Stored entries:
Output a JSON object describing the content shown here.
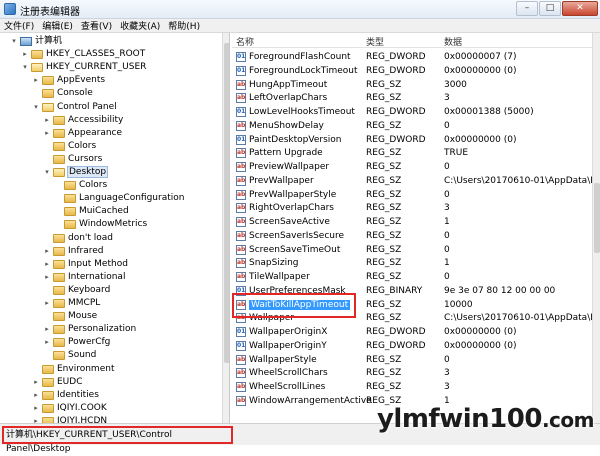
{
  "window": {
    "title": "注册表编辑器"
  },
  "menu": [
    "文件(F)",
    "编辑(E)",
    "查看(V)",
    "收藏夹(A)",
    "帮助(H)"
  ],
  "tree": [
    {
      "label": "计算机",
      "level": 0,
      "toggle": "▾",
      "icon": "pc"
    },
    {
      "label": "HKEY_CLASSES_ROOT",
      "level": 1,
      "toggle": "▸"
    },
    {
      "label": "HKEY_CURRENT_USER",
      "level": 1,
      "toggle": "▾",
      "open": true
    },
    {
      "label": "AppEvents",
      "level": 2,
      "toggle": "▸"
    },
    {
      "label": "Console",
      "level": 2,
      "toggle": ""
    },
    {
      "label": "Control Panel",
      "level": 2,
      "toggle": "▾",
      "open": true
    },
    {
      "label": "Accessibility",
      "level": 3,
      "toggle": "▸"
    },
    {
      "label": "Appearance",
      "level": 3,
      "toggle": "▸"
    },
    {
      "label": "Colors",
      "level": 3,
      "toggle": ""
    },
    {
      "label": "Cursors",
      "level": 3,
      "toggle": ""
    },
    {
      "label": "Desktop",
      "level": 3,
      "toggle": "▾",
      "open": true,
      "selected": true
    },
    {
      "label": "Colors",
      "level": 4,
      "toggle": ""
    },
    {
      "label": "LanguageConfiguration",
      "level": 4,
      "toggle": ""
    },
    {
      "label": "MuiCached",
      "level": 4,
      "toggle": ""
    },
    {
      "label": "WindowMetrics",
      "level": 4,
      "toggle": ""
    },
    {
      "label": "don't load",
      "level": 3,
      "toggle": ""
    },
    {
      "label": "Infrared",
      "level": 3,
      "toggle": "▸"
    },
    {
      "label": "Input Method",
      "level": 3,
      "toggle": "▸"
    },
    {
      "label": "International",
      "level": 3,
      "toggle": "▸"
    },
    {
      "label": "Keyboard",
      "level": 3,
      "toggle": ""
    },
    {
      "label": "MMCPL",
      "level": 3,
      "toggle": "▸"
    },
    {
      "label": "Mouse",
      "level": 3,
      "toggle": ""
    },
    {
      "label": "Personalization",
      "level": 3,
      "toggle": "▸"
    },
    {
      "label": "PowerCfg",
      "level": 3,
      "toggle": "▸"
    },
    {
      "label": "Sound",
      "level": 3,
      "toggle": ""
    },
    {
      "label": "Environment",
      "level": 2,
      "toggle": ""
    },
    {
      "label": "EUDC",
      "level": 2,
      "toggle": "▸"
    },
    {
      "label": "Identities",
      "level": 2,
      "toggle": "▸"
    },
    {
      "label": "IQIYI.COOK",
      "level": 2,
      "toggle": "▸"
    },
    {
      "label": "IQIYI.HCDN",
      "level": 2,
      "toggle": "▸"
    }
  ],
  "list": {
    "headers": {
      "name": "名称",
      "type": "类型",
      "data": "数据"
    },
    "rows": [
      {
        "name": "ForegroundFlashCount",
        "type": "REG_DWORD",
        "data": "0x00000007 (7)",
        "icon": "dw"
      },
      {
        "name": "ForegroundLockTimeout",
        "type": "REG_DWORD",
        "data": "0x00000000 (0)",
        "icon": "dw"
      },
      {
        "name": "HungAppTimeout",
        "type": "REG_SZ",
        "data": "3000",
        "icon": "sz"
      },
      {
        "name": "LeftOverlapChars",
        "type": "REG_SZ",
        "data": "3",
        "icon": "sz"
      },
      {
        "name": "LowLevelHooksTimeout",
        "type": "REG_DWORD",
        "data": "0x00001388 (5000)",
        "icon": "dw"
      },
      {
        "name": "MenuShowDelay",
        "type": "REG_SZ",
        "data": "0",
        "icon": "sz"
      },
      {
        "name": "PaintDesktopVersion",
        "type": "REG_DWORD",
        "data": "0x00000000 (0)",
        "icon": "dw"
      },
      {
        "name": "Pattern Upgrade",
        "type": "REG_SZ",
        "data": "TRUE",
        "icon": "sz"
      },
      {
        "name": "PreviewWallpaper",
        "type": "REG_SZ",
        "data": "0",
        "icon": "sz"
      },
      {
        "name": "PrevWallpaper",
        "type": "REG_SZ",
        "data": "C:\\Users\\20170610-01\\AppData\\Ro",
        "icon": "sz"
      },
      {
        "name": "PrevWallpaperStyle",
        "type": "REG_SZ",
        "data": "0",
        "icon": "sz"
      },
      {
        "name": "RightOverlapChars",
        "type": "REG_SZ",
        "data": "3",
        "icon": "sz"
      },
      {
        "name": "ScreenSaveActive",
        "type": "REG_SZ",
        "data": "1",
        "icon": "sz"
      },
      {
        "name": "ScreenSaverIsSecure",
        "type": "REG_SZ",
        "data": "0",
        "icon": "sz"
      },
      {
        "name": "ScreenSaveTimeOut",
        "type": "REG_SZ",
        "data": "0",
        "icon": "sz"
      },
      {
        "name": "SnapSizing",
        "type": "REG_SZ",
        "data": "1",
        "icon": "sz"
      },
      {
        "name": "TileWallpaper",
        "type": "REG_SZ",
        "data": "0",
        "icon": "sz"
      },
      {
        "name": "UserPreferencesMask",
        "type": "REG_BINARY",
        "data": "9e 3e 07 80 12 00 00 00",
        "icon": "dw"
      },
      {
        "name": "WaitToKillAppTimeout",
        "type": "REG_SZ",
        "data": "10000",
        "icon": "sz",
        "selected": true
      },
      {
        "name": "Wallpaper",
        "type": "REG_SZ",
        "data": "C:\\Users\\20170610-01\\AppData\\Ro",
        "icon": "sz"
      },
      {
        "name": "WallpaperOriginX",
        "type": "REG_DWORD",
        "data": "0x00000000 (0)",
        "icon": "dw"
      },
      {
        "name": "WallpaperOriginY",
        "type": "REG_DWORD",
        "data": "0x00000000 (0)",
        "icon": "dw"
      },
      {
        "name": "WallpaperStyle",
        "type": "REG_SZ",
        "data": "0",
        "icon": "sz"
      },
      {
        "name": "WheelScrollChars",
        "type": "REG_SZ",
        "data": "3",
        "icon": "sz"
      },
      {
        "name": "WheelScrollLines",
        "type": "REG_SZ",
        "data": "3",
        "icon": "sz"
      },
      {
        "name": "WindowArrangementActive",
        "type": "REG_SZ",
        "data": "1",
        "icon": "sz"
      }
    ]
  },
  "status": {
    "path": "计算机\\HKEY_CURRENT_USER\\Control Panel\\Desktop"
  },
  "watermark": {
    "main": "ylmfwin100",
    "suffix": ".com"
  }
}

#### Task instructions
Word for word, quote the lines above. Omit the pictures.

#### Response
Output a JSON object describing the content shown here.
{
  "window": {
    "title": "注册表编辑器"
  },
  "menu": [
    "文件(F)",
    "编辑(E)",
    "查看(V)",
    "收藏夹(A)",
    "帮助(H)"
  ],
  "tree": [
    {
      "label": "计算机",
      "level": 0,
      "toggle": "▾",
      "icon": "pc"
    },
    {
      "label": "HKEY_CLASSES_ROOT",
      "level": 1,
      "toggle": "▸"
    },
    {
      "label": "HKEY_CURRENT_USER",
      "level": 1,
      "toggle": "▾",
      "open": true
    },
    {
      "label": "AppEvents",
      "level": 2,
      "toggle": "▸"
    },
    {
      "label": "Console",
      "level": 2,
      "toggle": ""
    },
    {
      "label": "Control Panel",
      "level": 2,
      "toggle": "▾",
      "open": true
    },
    {
      "label": "Accessibility",
      "level": 3,
      "toggle": "▸"
    },
    {
      "label": "Appearance",
      "level": 3,
      "toggle": "▸"
    },
    {
      "label": "Colors",
      "level": 3,
      "toggle": ""
    },
    {
      "label": "Cursors",
      "level": 3,
      "toggle": ""
    },
    {
      "label": "Desktop",
      "level": 3,
      "toggle": "▾",
      "open": true,
      "selected": true
    },
    {
      "label": "Colors",
      "level": 4,
      "toggle": ""
    },
    {
      "label": "LanguageConfiguration",
      "level": 4,
      "toggle": ""
    },
    {
      "label": "MuiCached",
      "level": 4,
      "toggle": ""
    },
    {
      "label": "WindowMetrics",
      "level": 4,
      "toggle": ""
    },
    {
      "label": "don't load",
      "level": 3,
      "toggle": ""
    },
    {
      "label": "Infrared",
      "level": 3,
      "toggle": "▸"
    },
    {
      "label": "Input Method",
      "level": 3,
      "toggle": "▸"
    },
    {
      "label": "International",
      "level": 3,
      "toggle": "▸"
    },
    {
      "label": "Keyboard",
      "level": 3,
      "toggle": ""
    },
    {
      "label": "MMCPL",
      "level": 3,
      "toggle": "▸"
    },
    {
      "label": "Mouse",
      "level": 3,
      "toggle": ""
    },
    {
      "label": "Personalization",
      "level": 3,
      "toggle": "▸"
    },
    {
      "label": "PowerCfg",
      "level": 3,
      "toggle": "▸"
    },
    {
      "label": "Sound",
      "level": 3,
      "toggle": ""
    },
    {
      "label": "Environment",
      "level": 2,
      "toggle": ""
    },
    {
      "label": "EUDC",
      "level": 2,
      "toggle": "▸"
    },
    {
      "label": "Identities",
      "level": 2,
      "toggle": "▸"
    },
    {
      "label": "IQIYI.COOK",
      "level": 2,
      "toggle": "▸"
    },
    {
      "label": "IQIYI.HCDN",
      "level": 2,
      "toggle": "▸"
    }
  ],
  "list": {
    "headers": {
      "name": "名称",
      "type": "类型",
      "data": "数据"
    },
    "rows": [
      {
        "name": "ForegroundFlashCount",
        "type": "REG_DWORD",
        "data": "0x00000007 (7)",
        "icon": "dw"
      },
      {
        "name": "ForegroundLockTimeout",
        "type": "REG_DWORD",
        "data": "0x00000000 (0)",
        "icon": "dw"
      },
      {
        "name": "HungAppTimeout",
        "type": "REG_SZ",
        "data": "3000",
        "icon": "sz"
      },
      {
        "name": "LeftOverlapChars",
        "type": "REG_SZ",
        "data": "3",
        "icon": "sz"
      },
      {
        "name": "LowLevelHooksTimeout",
        "type": "REG_DWORD",
        "data": "0x00001388 (5000)",
        "icon": "dw"
      },
      {
        "name": "MenuShowDelay",
        "type": "REG_SZ",
        "data": "0",
        "icon": "sz"
      },
      {
        "name": "PaintDesktopVersion",
        "type": "REG_DWORD",
        "data": "0x00000000 (0)",
        "icon": "dw"
      },
      {
        "name": "Pattern Upgrade",
        "type": "REG_SZ",
        "data": "TRUE",
        "icon": "sz"
      },
      {
        "name": "PreviewWallpaper",
        "type": "REG_SZ",
        "data": "0",
        "icon": "sz"
      },
      {
        "name": "PrevWallpaper",
        "type": "REG_SZ",
        "data": "C:\\Users\\20170610-01\\AppData\\Ro",
        "icon": "sz"
      },
      {
        "name": "PrevWallpaperStyle",
        "type": "REG_SZ",
        "data": "0",
        "icon": "sz"
      },
      {
        "name": "RightOverlapChars",
        "type": "REG_SZ",
        "data": "3",
        "icon": "sz"
      },
      {
        "name": "ScreenSaveActive",
        "type": "REG_SZ",
        "data": "1",
        "icon": "sz"
      },
      {
        "name": "ScreenSaverIsSecure",
        "type": "REG_SZ",
        "data": "0",
        "icon": "sz"
      },
      {
        "name": "ScreenSaveTimeOut",
        "type": "REG_SZ",
        "data": "0",
        "icon": "sz"
      },
      {
        "name": "SnapSizing",
        "type": "REG_SZ",
        "data": "1",
        "icon": "sz"
      },
      {
        "name": "TileWallpaper",
        "type": "REG_SZ",
        "data": "0",
        "icon": "sz"
      },
      {
        "name": "UserPreferencesMask",
        "type": "REG_BINARY",
        "data": "9e 3e 07 80 12 00 00 00",
        "icon": "dw"
      },
      {
        "name": "WaitToKillAppTimeout",
        "type": "REG_SZ",
        "data": "10000",
        "icon": "sz",
        "selected": true
      },
      {
        "name": "Wallpaper",
        "type": "REG_SZ",
        "data": "C:\\Users\\20170610-01\\AppData\\Ro",
        "icon": "sz"
      },
      {
        "name": "WallpaperOriginX",
        "type": "REG_DWORD",
        "data": "0x00000000 (0)",
        "icon": "dw"
      },
      {
        "name": "WallpaperOriginY",
        "type": "REG_DWORD",
        "data": "0x00000000 (0)",
        "icon": "dw"
      },
      {
        "name": "WallpaperStyle",
        "type": "REG_SZ",
        "data": "0",
        "icon": "sz"
      },
      {
        "name": "WheelScrollChars",
        "type": "REG_SZ",
        "data": "3",
        "icon": "sz"
      },
      {
        "name": "WheelScrollLines",
        "type": "REG_SZ",
        "data": "3",
        "icon": "sz"
      },
      {
        "name": "WindowArrangementActive",
        "type": "REG_SZ",
        "data": "1",
        "icon": "sz"
      }
    ]
  },
  "status": {
    "path": "计算机\\HKEY_CURRENT_USER\\Control Panel\\Desktop"
  },
  "watermark": {
    "main": "ylmfwin100",
    "suffix": ".com"
  }
}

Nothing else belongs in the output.